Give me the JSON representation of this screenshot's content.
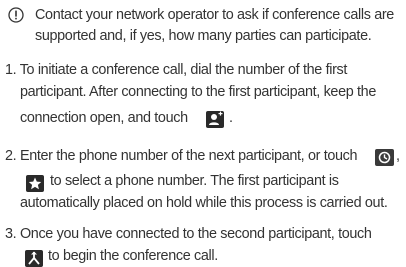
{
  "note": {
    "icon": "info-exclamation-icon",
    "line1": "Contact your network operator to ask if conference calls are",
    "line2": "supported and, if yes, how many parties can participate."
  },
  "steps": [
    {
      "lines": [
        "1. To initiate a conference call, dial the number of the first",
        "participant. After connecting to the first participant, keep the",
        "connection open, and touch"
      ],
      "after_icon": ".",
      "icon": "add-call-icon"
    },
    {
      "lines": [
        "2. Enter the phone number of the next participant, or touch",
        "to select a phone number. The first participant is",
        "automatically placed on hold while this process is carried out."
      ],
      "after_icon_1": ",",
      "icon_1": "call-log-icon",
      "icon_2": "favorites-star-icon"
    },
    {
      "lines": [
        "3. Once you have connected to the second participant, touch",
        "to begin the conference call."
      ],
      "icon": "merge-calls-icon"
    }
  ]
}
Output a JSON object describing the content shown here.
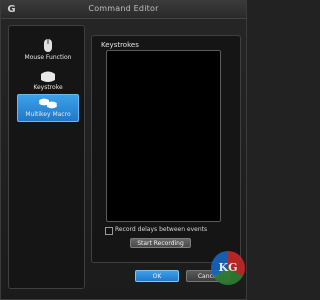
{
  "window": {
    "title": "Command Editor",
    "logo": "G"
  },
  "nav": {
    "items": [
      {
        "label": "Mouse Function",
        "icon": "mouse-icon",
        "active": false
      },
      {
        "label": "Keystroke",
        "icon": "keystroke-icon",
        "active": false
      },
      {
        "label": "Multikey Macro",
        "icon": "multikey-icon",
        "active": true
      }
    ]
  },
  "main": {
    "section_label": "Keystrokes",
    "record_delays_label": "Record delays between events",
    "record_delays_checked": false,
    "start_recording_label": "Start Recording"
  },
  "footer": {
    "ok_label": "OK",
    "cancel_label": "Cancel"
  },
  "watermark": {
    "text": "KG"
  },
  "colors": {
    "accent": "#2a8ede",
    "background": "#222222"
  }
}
※ ※ ※
• Work to do: Copy each line that contains the word "this".

• Correct response:
Give me the JSON representation of this screenshot's content.
        "automatically placed on hold while this process is carried out."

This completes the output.